Records excerpted from a collection:

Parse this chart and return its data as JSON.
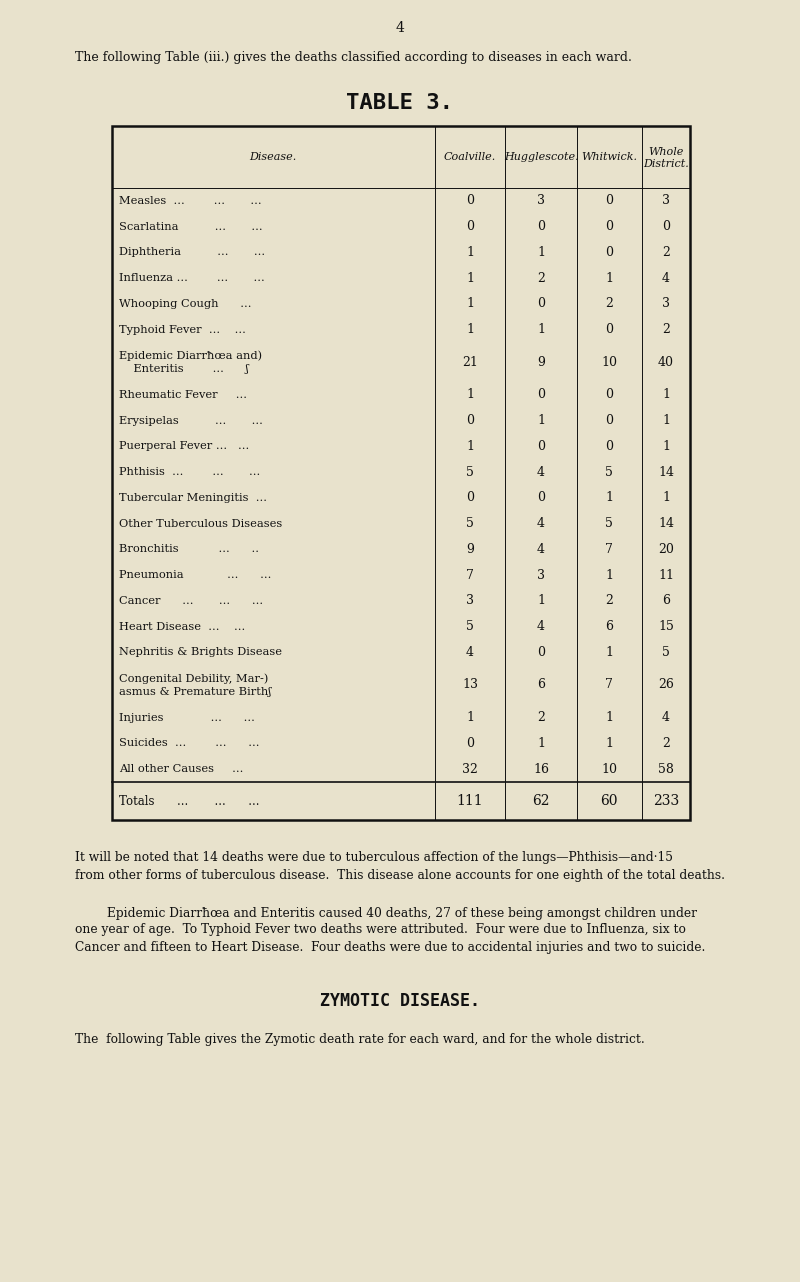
{
  "page_number": "4",
  "intro_text": "The following Table (iii.) gives the deaths classified according to diseases in each ward.",
  "table_title": "TABLE 3.",
  "col_headers_line1": [
    "Disease.",
    "Coalville.",
    "Hugglescote.",
    "Whitwick.",
    "Whole"
  ],
  "col_headers_line2": [
    "",
    "",
    "",
    "",
    "District."
  ],
  "rows": [
    {
      "disease": "Measles  ...        ...       ...",
      "coalville": "0",
      "hugglescote": "3",
      "whitwick": "0",
      "whole": "3",
      "multiline": false
    },
    {
      "disease": "Scarlatina          ...       ...",
      "coalville": "0",
      "hugglescote": "0",
      "whitwick": "0",
      "whole": "0",
      "multiline": false
    },
    {
      "disease": "Diphtheria          ...       ...",
      "coalville": "1",
      "hugglescote": "1",
      "whitwick": "0",
      "whole": "2",
      "multiline": false
    },
    {
      "disease": "Influenza ...        ...       ...",
      "coalville": "1",
      "hugglescote": "2",
      "whitwick": "1",
      "whole": "4",
      "multiline": false
    },
    {
      "disease": "Whooping Cough      ...",
      "coalville": "1",
      "hugglescote": "0",
      "whitwick": "2",
      "whole": "3",
      "multiline": false
    },
    {
      "disease": "Typhoid Fever  ...    ...",
      "coalville": "1",
      "hugglescote": "1",
      "whitwick": "0",
      "whole": "2",
      "multiline": false
    },
    {
      "disease1": "Epidemic Diarrħœa and)",
      "disease2": "    Enteritis        ...      ʃ",
      "coalville": "21",
      "hugglescote": "9",
      "whitwick": "10",
      "whole": "40",
      "multiline": true
    },
    {
      "disease": "Rheumatic Fever     ...",
      "coalville": "1",
      "hugglescote": "0",
      "whitwick": "0",
      "whole": "1",
      "multiline": false
    },
    {
      "disease": "Erysipelas          ...       ...",
      "coalville": "0",
      "hugglescote": "1",
      "whitwick": "0",
      "whole": "1",
      "multiline": false
    },
    {
      "disease": "Puerperal Fever ...   ...",
      "coalville": "1",
      "hugglescote": "0",
      "whitwick": "0",
      "whole": "1",
      "multiline": false
    },
    {
      "disease": "Phthisis  ...        ...       ...",
      "coalville": "5",
      "hugglescote": "4",
      "whitwick": "5",
      "whole": "14",
      "multiline": false
    },
    {
      "disease": "Tubercular Meningitis  ...",
      "coalville": "0",
      "hugglescote": "0",
      "whitwick": "1",
      "whole": "1",
      "multiline": false
    },
    {
      "disease": "Other Tuberculous Diseases",
      "coalville": "5",
      "hugglescote": "4",
      "whitwick": "5",
      "whole": "14",
      "multiline": false
    },
    {
      "disease": "Bronchitis           ...      ..",
      "coalville": "9",
      "hugglescote": "4",
      "whitwick": "7",
      "whole": "20",
      "multiline": false
    },
    {
      "disease": "Pneumonia            ...      ...",
      "coalville": "7",
      "hugglescote": "3",
      "whitwick": "1",
      "whole": "11",
      "multiline": false
    },
    {
      "disease": "Cancer      ...       ...      ...",
      "coalville": "3",
      "hugglescote": "1",
      "whitwick": "2",
      "whole": "6",
      "multiline": false
    },
    {
      "disease": "Heart Disease  ...    ...",
      "coalville": "5",
      "hugglescote": "4",
      "whitwick": "6",
      "whole": "15",
      "multiline": false
    },
    {
      "disease": "Nephritis & Brights Disease",
      "coalville": "4",
      "hugglescote": "0",
      "whitwick": "1",
      "whole": "5",
      "multiline": false
    },
    {
      "disease1": "Congenital Debility, Mar-)",
      "disease2": "asmus & Premature Birthʃ",
      "coalville": "13",
      "hugglescote": "6",
      "whitwick": "7",
      "whole": "26",
      "multiline": true
    },
    {
      "disease": "Injuries             ...      ...",
      "coalville": "1",
      "hugglescote": "2",
      "whitwick": "1",
      "whole": "4",
      "multiline": false
    },
    {
      "disease": "Suicides  ...        ...      ...",
      "coalville": "0",
      "hugglescote": "1",
      "whitwick": "1",
      "whole": "2",
      "multiline": false
    },
    {
      "disease": "All other Causes     ...",
      "coalville": "32",
      "hugglescote": "16",
      "whitwick": "10",
      "whole": "58",
      "multiline": false
    }
  ],
  "totals": {
    "disease": "Totals      ...       ...      ...",
    "coalville": "111",
    "hugglescote": "62",
    "whitwick": "60",
    "whole": "233"
  },
  "para1_line1": "It will be noted that 14 deaths were due to tuberculous affection of the lungs—Phthisis—and·15",
  "para1_line2": "from other forms of tuberculous disease.  This disease alone accounts for one eighth of the total deaths.",
  "para2_line1": "Epidemic Diarrħœa and Enteritis caused 40 deaths, 27 of these being amongst children under",
  "para2_line2": "one year of age.  To Typhoid Fever two deaths were attributed.  Four were due to Influenza, six to",
  "para2_line3": "Cancer and fifteen to Heart Disease.  Four deaths were due to accidental injuries and two to suicide.",
  "section_heading": "ZYMOTIC DISEASE.",
  "section_text": "The  following Table gives the Zymotic death rate for each ward, and for the whole district.",
  "bg_color": "#e8e2cc",
  "text_color": "#111111"
}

§ JOB: Pictures in the records above are left out; print everything else exactly as written.

§ SOLUTION TO THE EXERCISE:
Parse this chart and return its data as JSON.
{
  "page_number": "4",
  "intro_text": "The following Table (iii.) gives the deaths classified according to diseases in each ward.",
  "table_title": "TABLE 3.",
  "col_headers_line1": [
    "Disease.",
    "Coalville.",
    "Hugglescote.",
    "Whitwick.",
    "Whole"
  ],
  "col_headers_line2": [
    "",
    "",
    "",
    "",
    "District."
  ],
  "rows": [
    {
      "disease": "Measles  ...        ...       ...",
      "coalville": "0",
      "hugglescote": "3",
      "whitwick": "0",
      "whole": "3",
      "multiline": false
    },
    {
      "disease": "Scarlatina          ...       ...",
      "coalville": "0",
      "hugglescote": "0",
      "whitwick": "0",
      "whole": "0",
      "multiline": false
    },
    {
      "disease": "Diphtheria          ...       ...",
      "coalville": "1",
      "hugglescote": "1",
      "whitwick": "0",
      "whole": "2",
      "multiline": false
    },
    {
      "disease": "Influenza ...        ...       ...",
      "coalville": "1",
      "hugglescote": "2",
      "whitwick": "1",
      "whole": "4",
      "multiline": false
    },
    {
      "disease": "Whooping Cough      ...",
      "coalville": "1",
      "hugglescote": "0",
      "whitwick": "2",
      "whole": "3",
      "multiline": false
    },
    {
      "disease": "Typhoid Fever  ...    ...",
      "coalville": "1",
      "hugglescote": "1",
      "whitwick": "0",
      "whole": "2",
      "multiline": false
    },
    {
      "disease1": "Epidemic Diarrħœa and)",
      "disease2": "    Enteritis        ...      ʃ",
      "coalville": "21",
      "hugglescote": "9",
      "whitwick": "10",
      "whole": "40",
      "multiline": true
    },
    {
      "disease": "Rheumatic Fever     ...",
      "coalville": "1",
      "hugglescote": "0",
      "whitwick": "0",
      "whole": "1",
      "multiline": false
    },
    {
      "disease": "Erysipelas          ...       ...",
      "coalville": "0",
      "hugglescote": "1",
      "whitwick": "0",
      "whole": "1",
      "multiline": false
    },
    {
      "disease": "Puerperal Fever ...   ...",
      "coalville": "1",
      "hugglescote": "0",
      "whitwick": "0",
      "whole": "1",
      "multiline": false
    },
    {
      "disease": "Phthisis  ...        ...       ...",
      "coalville": "5",
      "hugglescote": "4",
      "whitwick": "5",
      "whole": "14",
      "multiline": false
    },
    {
      "disease": "Tubercular Meningitis  ...",
      "coalville": "0",
      "hugglescote": "0",
      "whitwick": "1",
      "whole": "1",
      "multiline": false
    },
    {
      "disease": "Other Tuberculous Diseases",
      "coalville": "5",
      "hugglescote": "4",
      "whitwick": "5",
      "whole": "14",
      "multiline": false
    },
    {
      "disease": "Bronchitis           ...      ..",
      "coalville": "9",
      "hugglescote": "4",
      "whitwick": "7",
      "whole": "20",
      "multiline": false
    },
    {
      "disease": "Pneumonia            ...      ...",
      "coalville": "7",
      "hugglescote": "3",
      "whitwick": "1",
      "whole": "11",
      "multiline": false
    },
    {
      "disease": "Cancer      ...       ...      ...",
      "coalville": "3",
      "hugglescote": "1",
      "whitwick": "2",
      "whole": "6",
      "multiline": false
    },
    {
      "disease": "Heart Disease  ...    ...",
      "coalville": "5",
      "hugglescote": "4",
      "whitwick": "6",
      "whole": "15",
      "multiline": false
    },
    {
      "disease": "Nephritis & Brights Disease",
      "coalville": "4",
      "hugglescote": "0",
      "whitwick": "1",
      "whole": "5",
      "multiline": false
    },
    {
      "disease1": "Congenital Debility, Mar-)",
      "disease2": "asmus & Premature Birthʃ",
      "coalville": "13",
      "hugglescote": "6",
      "whitwick": "7",
      "whole": "26",
      "multiline": true
    },
    {
      "disease": "Injuries             ...      ...",
      "coalville": "1",
      "hugglescote": "2",
      "whitwick": "1",
      "whole": "4",
      "multiline": false
    },
    {
      "disease": "Suicides  ...        ...      ...",
      "coalville": "0",
      "hugglescote": "1",
      "whitwick": "1",
      "whole": "2",
      "multiline": false
    },
    {
      "disease": "All other Causes     ...",
      "coalville": "32",
      "hugglescote": "16",
      "whitwick": "10",
      "whole": "58",
      "multiline": false
    }
  ],
  "totals": {
    "disease": "Totals      ...       ...      ...",
    "coalville": "111",
    "hugglescote": "62",
    "whitwick": "60",
    "whole": "233"
  },
  "para1_line1": "It will be noted that 14 deaths were due to tuberculous affection of the lungs—Phthisis—and·15",
  "para1_line2": "from other forms of tuberculous disease.  This disease alone accounts for one eighth of the total deaths.",
  "para2_line1": "Epidemic Diarrħœa and Enteritis caused 40 deaths, 27 of these being amongst children under",
  "para2_line2": "one year of age.  To Typhoid Fever two deaths were attributed.  Four were due to Influenza, six to",
  "para2_line3": "Cancer and fifteen to Heart Disease.  Four deaths were due to accidental injuries and two to suicide.",
  "section_heading": "ZYMOTIC DISEASE.",
  "section_text": "The  following Table gives the Zymotic death rate for each ward, and for the whole district.",
  "bg_color": "#e8e2cc",
  "text_color": "#111111"
}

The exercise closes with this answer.